Goal of the exercise: Provide the number of lines where the word "sorozatok" occurs, and no other text.

Data supplied:
┏━━
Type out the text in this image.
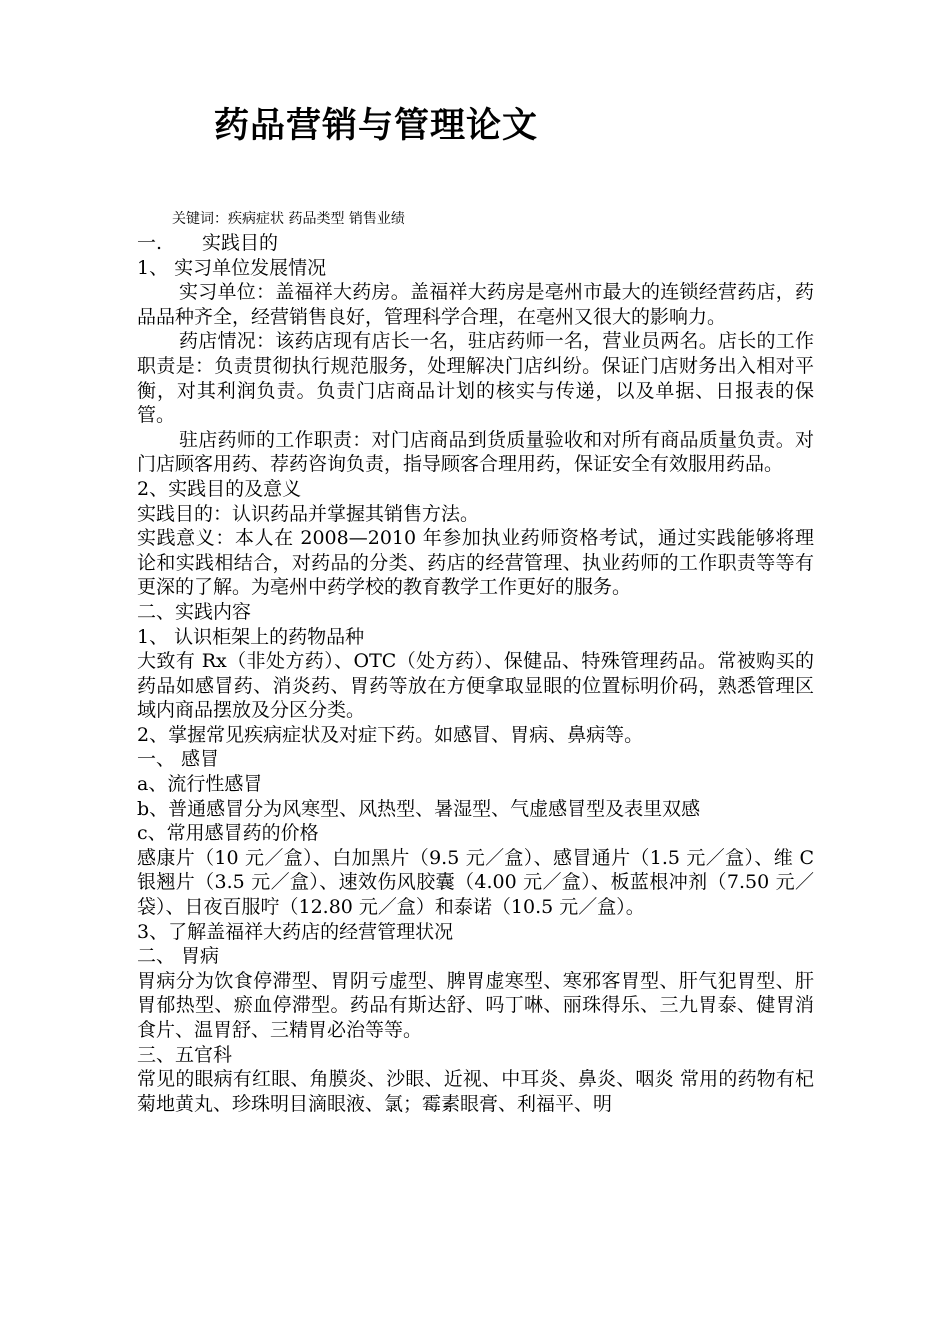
药品营销与管理论文
关键词：疾病症状 药品类型 销售业绩

一. 实践目的

1、 实习单位发展情况

实习单位：盖福祥大药房。盖福祥大药房是亳州市最大的连锁经营药店，药品品种齐全，经营销售良好，管理科学合理，在亳州又很大的影响力。

药店情况：该药店现有店长一名，驻店药师一名，营业员两名。店长的工作职责是：负责贯彻执行规范服务，处理解决门店纠纷。保证门店财务出入相对平衡，对其利润负责。负责门店商品计划的核实与传递，以及单据、日报表的保管。

驻店药师的工作职责：对门店商品到货质量验收和对所有商品质量负责。对门店顾客用药、荐药咨询负责，指导顾客合理用药，保证安全有效服用药品。

2、实践目的及意义

实践目的：认识药品并掌握其销售方法。

实践意义：本人在 2008—2010 年参加执业药师资格考试，通过实践能够将理论和实践相结合，对药品的分类、药店的经营管理、执业药师的工作职责等等有更深的了解。为亳州中药学校的教育教学工作更好的服务。

二、实践内容

1、 认识柜架上的药物品种

大致有 Rx（非处方药）、OTC（处方药）、保健品、特殊管理药品。常被购买的药品如感冒药、消炎药、胃药等放在方便拿取显眼的位置标明价码，熟悉管理区域内商品摆放及分区分类。

2、掌握常见疾病症状及对症下药。如感冒、胃病、鼻病等。

一、 感冒

a、流行性感冒

b、普通感冒分为风寒型、风热型、暑湿型、气虚感冒型及表里双感

c、常用感冒药的价格

感康片（10 元／盒）、白加黑片（9.5 元／盒）、感冒通片（1.5 元／盒）、维 C 银翘片（3.5 元／盒）、速效伤风胶囊（4.00 元／盒）、板蓝根冲剂（7.50 元／袋）、日夜百服咛（12.80 元／盒）和泰诺（10.5 元／盒）。

3、了解盖福祥大药店的经营管理状况

二、 胃病

胃病分为饮食停滞型、胃阴亏虚型、脾胃虚寒型、寒邪客胃型、肝气犯胃型、肝胃郁热型、瘀血停滞型。药品有斯达舒、吗丁啉、丽珠得乐、三九胃泰、健胃消食片、温胃舒、三精胃必治等等。

三、五官科

常见的眼病有红眼、角膜炎、沙眼、近视、中耳炎、鼻炎、咽炎 常用的药物有杞菊地黄丸、珍珠明目滴眼液、氯；霉素眼膏、利福平、明
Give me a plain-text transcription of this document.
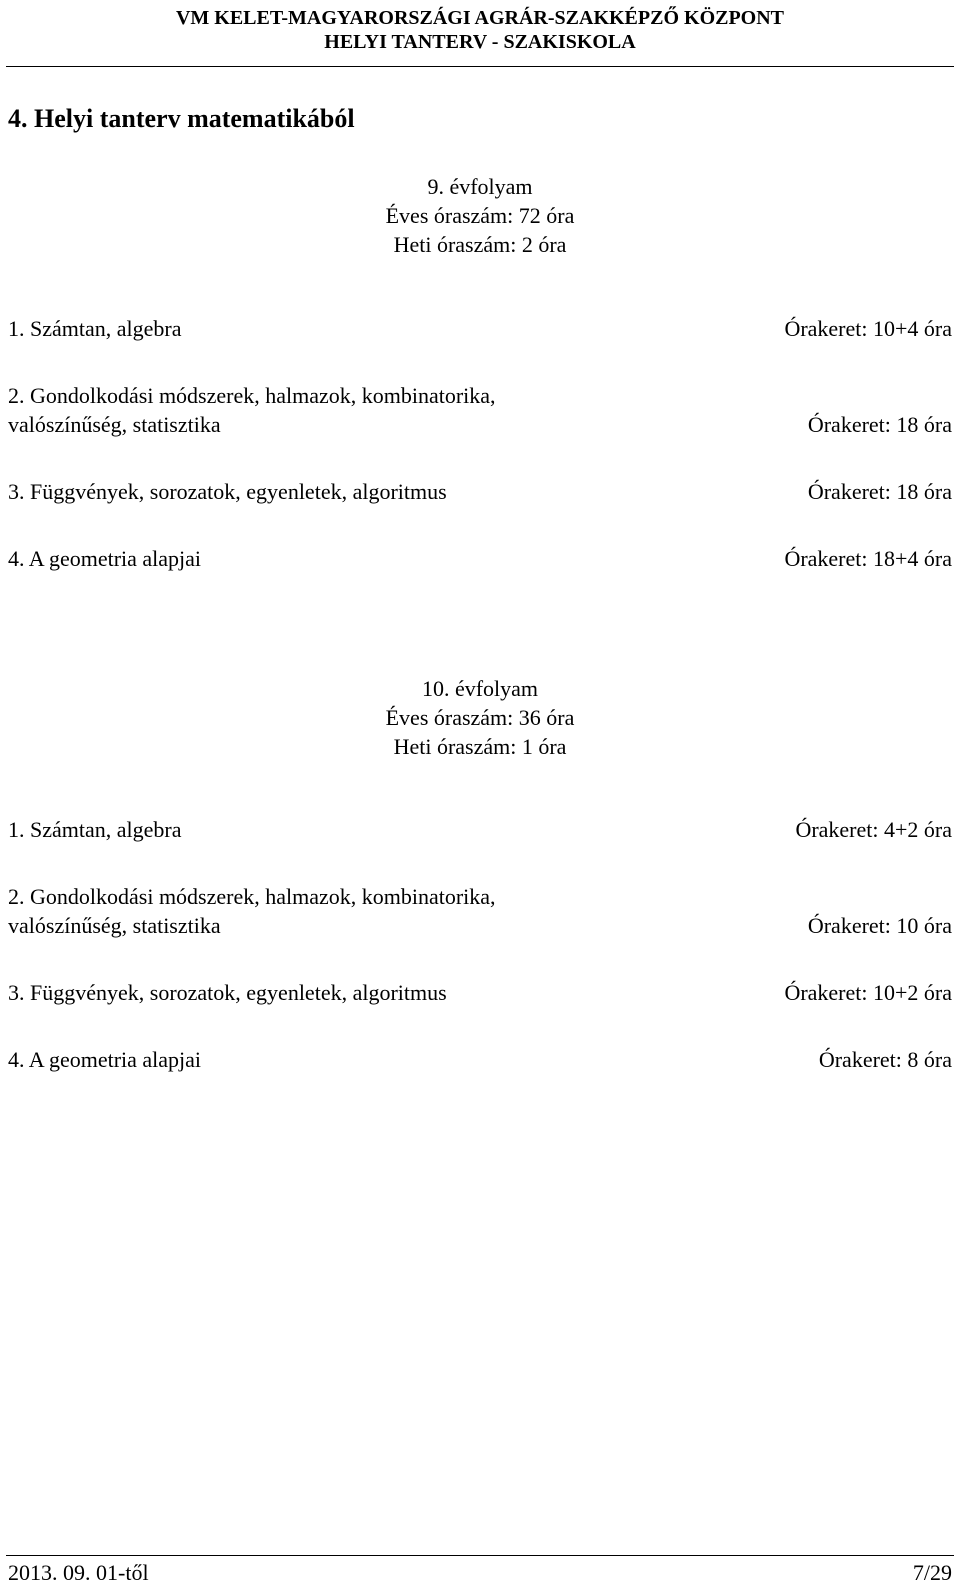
VM KELET-MAGYARORSZÁGI AGRÁR-SZAKKÉPZŐ KÖZPONT
HELYI TANTERV - SZAKISKOLA
4. Helyi tanterv matematikából
9. évfolyam
Éves óraszám: 72 óra
Heti óraszám: 2 óra
1. Számtan, algebra	Órakeret: 10+4 óra
2. Gondolkodási módszerek, halmazok, kombinatorika,
valószínűség, statisztika	Órakeret: 18 óra
3. Függvények, sorozatok, egyenletek, algoritmus	Órakeret: 18 óra
4. A geometria alapjai	Órakeret: 18+4 óra
10. évfolyam
Éves óraszám: 36 óra
Heti óraszám: 1 óra
1. Számtan, algebra	Órakeret: 4+2 óra
2. Gondolkodási módszerek, halmazok, kombinatorika,
valószínűség, statisztika	Órakeret: 10 óra
3. Függvények, sorozatok, egyenletek, algoritmus	Órakeret: 10+2 óra
4. A geometria alapjai	Órakeret: 8 óra
2013. 09. 01-től	7/29
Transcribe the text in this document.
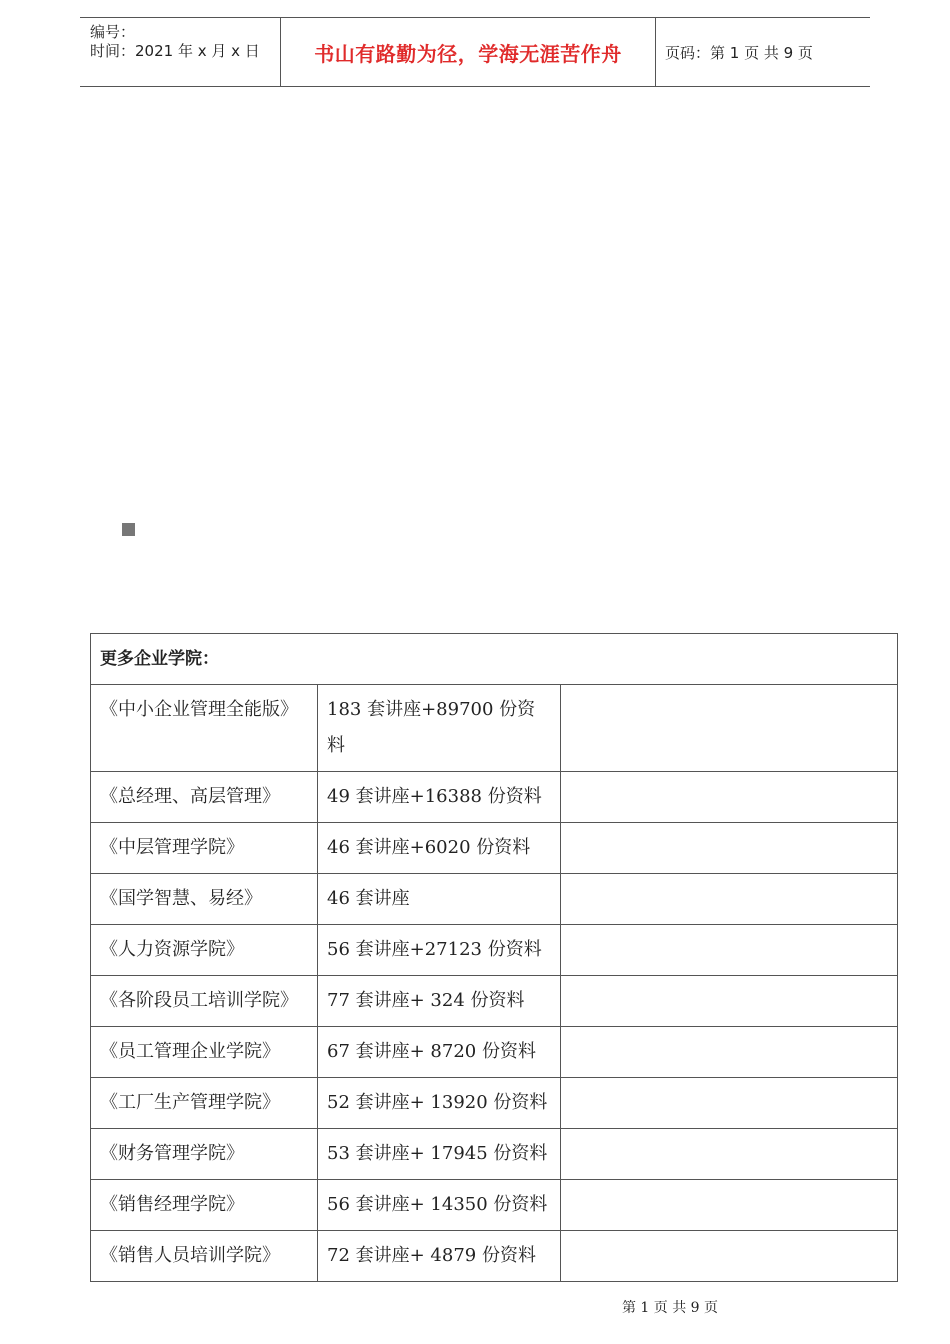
编号：
时间：2021 年 x 月 x 日	书山有路勤为径，学海无涯苦作舟	页码：第 1 页 共 9 页
更多企业学院：		
《中小企业管理全能版》	183 套讲座+89700 份资料	
《总经理、高层管理》	49 套讲座+16388 份资料	
《中层管理学院》	46 套讲座+6020 份资料	
《国学智慧、易经》	46 套讲座	
《人力资源学院》	56 套讲座+27123 份资料	
《各阶段员工培训学院》	77 套讲座+ 324 份资料	
《员工管理企业学院》	67 套讲座+ 8720 份资料	
《工厂生产管理学院》	52 套讲座+ 13920 份资料	
《财务管理学院》	53 套讲座+ 17945 份资料	
《销售经理学院》	56 套讲座+ 14350 份资料	
《销售人员培训学院》	72 套讲座+ 4879 份资料	
第 1 页 共 9 页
┗━━
Finished task: 2